#### Goal of the exercise:
Tally the lines holding the string "nUniversity" and reply with that number alone.

# # # # #

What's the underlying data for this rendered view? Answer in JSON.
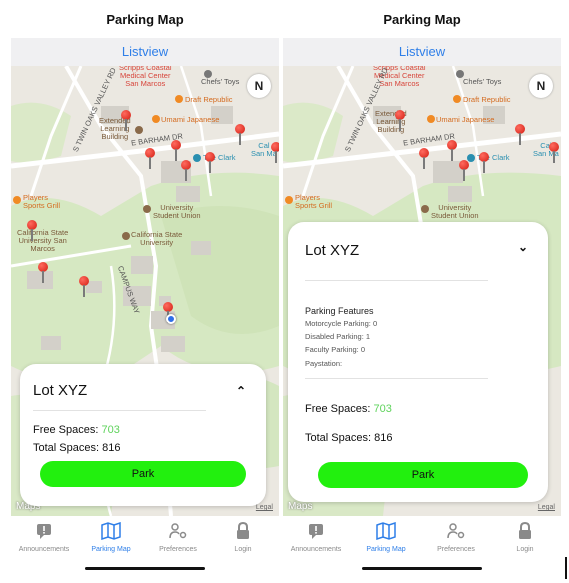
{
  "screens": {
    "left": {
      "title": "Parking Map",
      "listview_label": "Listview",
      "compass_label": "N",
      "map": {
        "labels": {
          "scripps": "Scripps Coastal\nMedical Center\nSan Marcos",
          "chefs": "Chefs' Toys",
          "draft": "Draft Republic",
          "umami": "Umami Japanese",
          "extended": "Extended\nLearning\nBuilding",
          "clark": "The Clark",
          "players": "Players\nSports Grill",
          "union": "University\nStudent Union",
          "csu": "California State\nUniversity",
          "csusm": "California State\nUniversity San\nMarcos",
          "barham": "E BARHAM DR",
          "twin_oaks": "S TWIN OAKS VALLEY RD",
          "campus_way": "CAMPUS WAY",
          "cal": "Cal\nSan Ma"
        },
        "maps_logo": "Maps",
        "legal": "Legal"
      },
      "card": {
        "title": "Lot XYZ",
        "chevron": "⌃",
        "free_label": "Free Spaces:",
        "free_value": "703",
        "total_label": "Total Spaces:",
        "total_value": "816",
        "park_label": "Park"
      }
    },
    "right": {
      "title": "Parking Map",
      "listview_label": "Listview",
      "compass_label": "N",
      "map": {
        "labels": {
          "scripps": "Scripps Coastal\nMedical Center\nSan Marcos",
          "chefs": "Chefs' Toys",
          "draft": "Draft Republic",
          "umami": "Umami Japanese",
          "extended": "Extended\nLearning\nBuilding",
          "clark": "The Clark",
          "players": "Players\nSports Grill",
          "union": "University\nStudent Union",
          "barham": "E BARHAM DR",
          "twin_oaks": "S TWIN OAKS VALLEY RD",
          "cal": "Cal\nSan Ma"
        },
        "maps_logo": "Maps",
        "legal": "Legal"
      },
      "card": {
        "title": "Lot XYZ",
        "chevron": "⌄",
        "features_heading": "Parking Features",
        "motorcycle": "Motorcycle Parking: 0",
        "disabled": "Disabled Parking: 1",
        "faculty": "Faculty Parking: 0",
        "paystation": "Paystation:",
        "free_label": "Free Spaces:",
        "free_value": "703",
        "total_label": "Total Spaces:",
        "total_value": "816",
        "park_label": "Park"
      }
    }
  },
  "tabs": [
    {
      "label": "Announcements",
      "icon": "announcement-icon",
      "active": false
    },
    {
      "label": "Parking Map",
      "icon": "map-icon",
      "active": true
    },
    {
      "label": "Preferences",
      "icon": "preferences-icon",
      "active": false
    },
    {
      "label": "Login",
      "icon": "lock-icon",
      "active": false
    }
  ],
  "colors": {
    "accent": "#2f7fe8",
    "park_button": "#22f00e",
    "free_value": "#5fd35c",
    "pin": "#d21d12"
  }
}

# # # # #

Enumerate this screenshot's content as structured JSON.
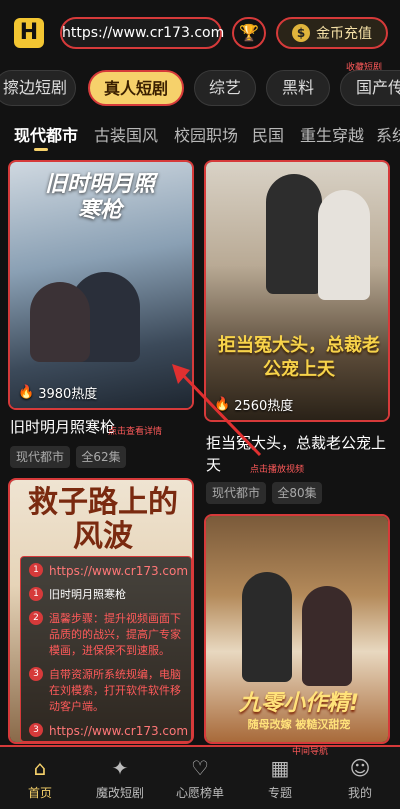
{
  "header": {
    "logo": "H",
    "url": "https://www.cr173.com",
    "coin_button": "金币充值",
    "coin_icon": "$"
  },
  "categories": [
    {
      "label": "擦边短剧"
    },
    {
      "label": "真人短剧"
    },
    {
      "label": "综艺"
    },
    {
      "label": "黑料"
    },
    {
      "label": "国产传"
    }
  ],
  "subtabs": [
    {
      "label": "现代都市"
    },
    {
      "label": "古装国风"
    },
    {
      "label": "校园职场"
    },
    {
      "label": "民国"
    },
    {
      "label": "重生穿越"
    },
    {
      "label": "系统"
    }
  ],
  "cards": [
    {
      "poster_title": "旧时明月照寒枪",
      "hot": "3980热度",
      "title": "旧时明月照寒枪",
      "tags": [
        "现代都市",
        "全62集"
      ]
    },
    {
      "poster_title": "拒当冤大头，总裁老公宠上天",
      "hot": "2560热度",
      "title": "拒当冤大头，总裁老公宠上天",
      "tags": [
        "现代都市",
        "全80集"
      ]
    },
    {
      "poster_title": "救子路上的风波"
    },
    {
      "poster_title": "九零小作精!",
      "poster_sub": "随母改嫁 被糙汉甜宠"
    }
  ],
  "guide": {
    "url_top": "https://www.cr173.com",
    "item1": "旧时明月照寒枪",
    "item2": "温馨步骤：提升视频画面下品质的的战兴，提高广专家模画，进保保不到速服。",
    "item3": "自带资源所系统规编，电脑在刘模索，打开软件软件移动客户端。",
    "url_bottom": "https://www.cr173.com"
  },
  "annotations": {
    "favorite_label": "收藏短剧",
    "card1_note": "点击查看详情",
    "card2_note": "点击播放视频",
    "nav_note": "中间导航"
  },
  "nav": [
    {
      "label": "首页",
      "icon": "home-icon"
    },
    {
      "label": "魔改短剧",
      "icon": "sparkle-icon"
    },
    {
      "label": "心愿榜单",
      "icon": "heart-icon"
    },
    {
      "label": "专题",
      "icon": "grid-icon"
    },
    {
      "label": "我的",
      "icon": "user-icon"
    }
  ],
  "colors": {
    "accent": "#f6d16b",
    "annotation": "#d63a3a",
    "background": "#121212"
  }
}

# # # # #

#### Answer to this problem:
2